▶ [Goal 1] Copy out the rows below verbatim, from the start of the rows through the line that contains "836, 461, 882]", including both ends.

▶ [Selected extract]
-- Start --
On 6/16/26 9:19 AM, Dongli Zhang wrote:
>
>
> On 2026-06-12 9:51 AM, Andrey Drobyshev wrote:
>> For CPR-style migration, we need the VM to stop earlier on, before
>> cpr_state_save() fires. That is to prevent the race between source I/O
>> and target device init, as well as make sure VHOST_RESET_OWNER and
>> VHOST_SET_OWNER are fired in the right order (cpr-transfer case). Thus,
>> for CPR case migration, let's move the stop to qmp_migrate(), directly
>> before launching cpr_state_save().
>>
>> This patch is a rework of the change originally proposed by Steve and
>> Ben at [0].
>>
>> [0]
>> https://urldefense.com/v3/__https://lore.kernel.org/qemu-devel/[email protected]__;!!ACWV5N9M2RV99hQ!McDgSIuX3a-mCdNkiaf0TCITdQB-bEHCppcpig8fe6BPBWlU7qkvjW5FhLN0twb2fq9pC2qDYPH_FQZJYglJy4C71FMad5DMog$
>>
>>
>> Originally-by: Steve Sistare <[email protected]>
>> Originally-by: Ben Chaney <[email protected]>
>> Signed-off-by: Andrey Drobyshev <[email protected]>
>> ---
>> migration/migration.c | 73 +++++++++++++++++++++++++++++++++----------
>> 1 file changed, 56 insertions(+), 17 deletions(-)
>>
>> diff --git a/migration/migration.c b/migration/migration.c
>> index 3c70467d314..c02f1da8b0e 100644
>> --- a/migration/migration.c
>> +++ b/migration/migration.c
>> @@ -1380,10 +1380,13 @@ static void migration_cleanup(MigrationState *s)
>>
>> /*
>> * FAILED notification should have already happened. Notify DONE if
>> - * migration completed successfully.
>> + * migration completed successfully. On a failed/canceled path,
>> + * resume VM for the CPR case.
>> */
>> if (!migration_has_failed(s)) {
>> migration_call_notifiers(MIG_EVENT_DONE, NULL);
>> + } else if (migrate_mode_is_cpr()) {
>> + vm_resume(s->vm_old_state);
>
> In migration_iteration_finish(), the VM is resumed only after
> migration_block_activate() succeeds. With this patch, CPR failure handling is
> moved to migration_cleanup(), where vm_resume() is called *unconditionally*
> for
> failed CPR migrations.
>
You're right, thanks for noticing. Theoretically we could just call
migration_block_activate() once again here and gate the resume by its
return value, since for an already activated block graph this new
activation attempt should be a no-op. But I'd prefer a simple read-only
iteration over the graph, to check whether we've already done a
successful activation - and if we have, proceed with the resume.
-- End --
▶ [Goal 2] Write what comes next in the reply about the CPR migration patch, picking up right after its final sentence.

▶ [Element location data]
-- Start --
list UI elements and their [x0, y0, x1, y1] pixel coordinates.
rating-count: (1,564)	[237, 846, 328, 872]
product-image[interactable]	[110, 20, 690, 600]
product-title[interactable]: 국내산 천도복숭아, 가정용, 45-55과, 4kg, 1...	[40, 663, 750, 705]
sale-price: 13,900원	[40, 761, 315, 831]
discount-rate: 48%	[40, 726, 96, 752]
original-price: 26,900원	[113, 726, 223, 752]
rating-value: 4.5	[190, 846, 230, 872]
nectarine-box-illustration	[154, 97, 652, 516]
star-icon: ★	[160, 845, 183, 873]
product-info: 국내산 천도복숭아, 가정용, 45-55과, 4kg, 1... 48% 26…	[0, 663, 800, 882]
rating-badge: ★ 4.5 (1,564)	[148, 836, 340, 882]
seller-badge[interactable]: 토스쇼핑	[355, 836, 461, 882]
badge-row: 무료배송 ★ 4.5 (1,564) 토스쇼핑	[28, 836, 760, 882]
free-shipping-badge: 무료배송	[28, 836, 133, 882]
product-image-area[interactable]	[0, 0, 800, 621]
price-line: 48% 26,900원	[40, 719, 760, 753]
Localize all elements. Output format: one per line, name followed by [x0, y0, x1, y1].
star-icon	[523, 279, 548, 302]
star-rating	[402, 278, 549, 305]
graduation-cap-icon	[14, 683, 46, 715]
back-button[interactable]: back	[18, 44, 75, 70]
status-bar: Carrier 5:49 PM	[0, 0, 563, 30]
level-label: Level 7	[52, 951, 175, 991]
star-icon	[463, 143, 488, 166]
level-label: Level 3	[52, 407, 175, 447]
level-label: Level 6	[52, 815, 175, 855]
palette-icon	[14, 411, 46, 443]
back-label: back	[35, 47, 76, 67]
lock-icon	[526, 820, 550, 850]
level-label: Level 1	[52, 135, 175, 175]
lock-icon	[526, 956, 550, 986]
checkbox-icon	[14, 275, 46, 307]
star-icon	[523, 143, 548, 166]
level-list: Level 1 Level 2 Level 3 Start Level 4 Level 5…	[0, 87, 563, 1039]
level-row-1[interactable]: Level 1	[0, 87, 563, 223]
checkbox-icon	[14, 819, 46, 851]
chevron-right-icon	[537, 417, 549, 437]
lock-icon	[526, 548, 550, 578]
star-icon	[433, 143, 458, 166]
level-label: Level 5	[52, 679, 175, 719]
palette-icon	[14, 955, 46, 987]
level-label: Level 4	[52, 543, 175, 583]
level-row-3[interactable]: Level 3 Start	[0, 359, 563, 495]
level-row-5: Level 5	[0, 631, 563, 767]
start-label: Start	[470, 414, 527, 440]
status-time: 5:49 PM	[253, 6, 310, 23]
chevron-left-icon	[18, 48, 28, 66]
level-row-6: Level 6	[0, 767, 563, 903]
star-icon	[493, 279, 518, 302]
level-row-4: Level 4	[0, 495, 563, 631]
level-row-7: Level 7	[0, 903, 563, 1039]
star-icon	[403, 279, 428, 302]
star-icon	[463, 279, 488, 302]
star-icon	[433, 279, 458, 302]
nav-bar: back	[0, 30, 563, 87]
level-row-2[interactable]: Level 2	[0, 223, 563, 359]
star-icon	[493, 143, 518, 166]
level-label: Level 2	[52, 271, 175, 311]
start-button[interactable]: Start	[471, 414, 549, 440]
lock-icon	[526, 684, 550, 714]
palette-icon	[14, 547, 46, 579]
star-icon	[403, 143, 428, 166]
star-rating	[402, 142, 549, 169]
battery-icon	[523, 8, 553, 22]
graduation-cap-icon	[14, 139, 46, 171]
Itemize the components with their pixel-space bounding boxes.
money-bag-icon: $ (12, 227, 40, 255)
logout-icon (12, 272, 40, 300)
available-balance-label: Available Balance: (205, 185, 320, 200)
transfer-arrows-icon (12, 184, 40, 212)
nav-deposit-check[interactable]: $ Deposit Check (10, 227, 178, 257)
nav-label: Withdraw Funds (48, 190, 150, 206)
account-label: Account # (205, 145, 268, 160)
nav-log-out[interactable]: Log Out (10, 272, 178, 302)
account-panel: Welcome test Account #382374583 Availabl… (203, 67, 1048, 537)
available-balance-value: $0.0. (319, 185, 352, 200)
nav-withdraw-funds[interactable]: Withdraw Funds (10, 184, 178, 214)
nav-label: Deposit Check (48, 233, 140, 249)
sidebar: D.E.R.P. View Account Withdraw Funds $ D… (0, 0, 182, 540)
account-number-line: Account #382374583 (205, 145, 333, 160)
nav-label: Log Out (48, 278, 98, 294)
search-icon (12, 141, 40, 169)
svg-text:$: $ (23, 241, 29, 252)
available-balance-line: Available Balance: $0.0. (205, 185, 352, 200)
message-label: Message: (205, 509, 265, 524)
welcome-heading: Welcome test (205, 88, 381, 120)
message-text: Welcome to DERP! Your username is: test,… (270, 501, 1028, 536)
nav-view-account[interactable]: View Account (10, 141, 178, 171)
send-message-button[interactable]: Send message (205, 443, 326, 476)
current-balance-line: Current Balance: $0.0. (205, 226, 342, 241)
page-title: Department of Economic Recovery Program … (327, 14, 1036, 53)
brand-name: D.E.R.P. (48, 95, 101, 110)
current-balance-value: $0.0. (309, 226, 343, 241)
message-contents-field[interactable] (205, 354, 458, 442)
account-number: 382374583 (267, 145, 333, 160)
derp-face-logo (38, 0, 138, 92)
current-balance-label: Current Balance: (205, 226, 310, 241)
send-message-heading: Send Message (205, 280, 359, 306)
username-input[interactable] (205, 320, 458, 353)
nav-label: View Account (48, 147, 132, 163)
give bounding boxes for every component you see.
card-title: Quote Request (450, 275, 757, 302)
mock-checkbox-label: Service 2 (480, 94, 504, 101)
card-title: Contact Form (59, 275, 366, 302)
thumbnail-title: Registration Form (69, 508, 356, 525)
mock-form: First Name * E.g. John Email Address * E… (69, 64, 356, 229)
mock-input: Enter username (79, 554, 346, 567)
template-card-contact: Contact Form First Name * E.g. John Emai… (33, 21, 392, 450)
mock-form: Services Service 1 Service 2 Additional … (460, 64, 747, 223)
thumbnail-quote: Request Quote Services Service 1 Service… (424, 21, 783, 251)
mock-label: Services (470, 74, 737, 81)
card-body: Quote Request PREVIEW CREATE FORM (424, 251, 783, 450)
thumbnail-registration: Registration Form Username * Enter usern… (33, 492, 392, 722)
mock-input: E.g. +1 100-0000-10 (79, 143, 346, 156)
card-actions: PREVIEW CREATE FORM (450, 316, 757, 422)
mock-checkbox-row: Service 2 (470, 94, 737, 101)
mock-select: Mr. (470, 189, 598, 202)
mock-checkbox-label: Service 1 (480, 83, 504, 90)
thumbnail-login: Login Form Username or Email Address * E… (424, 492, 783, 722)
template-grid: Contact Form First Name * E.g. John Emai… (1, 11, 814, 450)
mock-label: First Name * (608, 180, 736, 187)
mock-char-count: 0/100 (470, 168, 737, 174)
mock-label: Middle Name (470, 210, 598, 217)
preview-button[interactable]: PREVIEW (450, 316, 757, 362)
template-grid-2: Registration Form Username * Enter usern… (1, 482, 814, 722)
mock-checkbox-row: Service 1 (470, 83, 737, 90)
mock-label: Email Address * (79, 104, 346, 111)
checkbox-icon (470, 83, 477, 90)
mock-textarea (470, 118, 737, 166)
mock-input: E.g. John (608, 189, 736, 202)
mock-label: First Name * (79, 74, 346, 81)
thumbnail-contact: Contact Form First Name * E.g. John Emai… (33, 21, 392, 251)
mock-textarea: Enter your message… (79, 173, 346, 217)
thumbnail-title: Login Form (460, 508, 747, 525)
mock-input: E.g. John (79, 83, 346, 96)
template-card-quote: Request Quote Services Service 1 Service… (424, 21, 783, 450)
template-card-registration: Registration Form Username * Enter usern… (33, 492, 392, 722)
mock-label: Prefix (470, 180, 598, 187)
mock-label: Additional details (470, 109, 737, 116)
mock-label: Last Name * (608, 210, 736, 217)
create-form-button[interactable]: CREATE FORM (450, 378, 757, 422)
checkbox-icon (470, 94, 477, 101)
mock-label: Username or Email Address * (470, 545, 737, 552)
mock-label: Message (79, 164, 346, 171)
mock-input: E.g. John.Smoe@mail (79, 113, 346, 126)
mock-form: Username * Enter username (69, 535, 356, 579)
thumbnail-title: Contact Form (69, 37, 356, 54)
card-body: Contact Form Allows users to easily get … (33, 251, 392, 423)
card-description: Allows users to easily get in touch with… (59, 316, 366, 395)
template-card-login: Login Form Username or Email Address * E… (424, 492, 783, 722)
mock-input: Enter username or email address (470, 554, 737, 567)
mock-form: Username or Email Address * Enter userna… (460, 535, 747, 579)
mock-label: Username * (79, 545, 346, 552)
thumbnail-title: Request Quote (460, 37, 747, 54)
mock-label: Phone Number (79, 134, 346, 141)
-- End --
▶ [Answer 1]
list UI elements and their [x0, y0, x1, y1] pixel coordinates.
rating-count: (1,564)	[237, 846, 328, 872]
product-image[interactable]	[110, 20, 690, 600]
product-title[interactable]: 국내산 천도복숭아, 가정용, 45-55과, 4kg, 1...	[40, 663, 750, 705]
sale-price: 13,900원	[40, 761, 315, 831]
discount-rate: 48%	[40, 726, 96, 752]
original-price: 26,900원	[113, 726, 223, 752]
rating-value: 4.5	[190, 846, 230, 872]
nectarine-box-illustration	[154, 97, 652, 516]
star-icon: ★	[160, 845, 183, 873]
product-info: 국내산 천도복숭아, 가정용, 45-55과, 4kg, 1... 48% 26…	[0, 663, 800, 882]
rating-badge: ★ 4.5 (1,564)	[148, 836, 340, 882]
seller-badge[interactable]: 토스쇼핑	[355, 836, 461, 882]

▶ [Answer 2]
>> }
>>
>> yank_unregister_instance(MIGRATION_YANK_INSTANCE);
>> @@ -2130,6 +2133,45 @@ void qmp_migrate(const char *uri, bool has_channels,
>> */
>> Error *local_err = NULL;
>>
>> + /*
>> + * CPR-transfer ordering:
>> + *
>> + * SOURCE TARGET
>> + * ------ ------
>> + * cpr_state_load() blocks
>> + * | |
>> + * | 1. migration_stop_vm() |
>> + * | VM stopped, devices quiesced |
>> + * | | Waiting for
>> + * | 2. notifiers (SETUP) | FDs from source
>> + * | vhost_reset_owner() releases |
>> + * | device ownership |
>> + * | |
>> + * | 3. cpr_state_save() ---- FDs -------> |
>> + * | |
>> + * v v
>> + * postmigrate Device init begins
>> + * - cpr_find_fd()
>> + * - vhost_dev_init()
>> + * - VHOST_SET_OWNER
>> + *
>> + * Step 3 is the synchronization/cut-over point. Target proceeds
>> immediately
>> + * upon receiving FDs, so steps 1-2 must complete otherwise:
>
> Complete successfully?
>
>> + * - Target's VHOST_SET_OWNER fails with -EBUSY (source still owns)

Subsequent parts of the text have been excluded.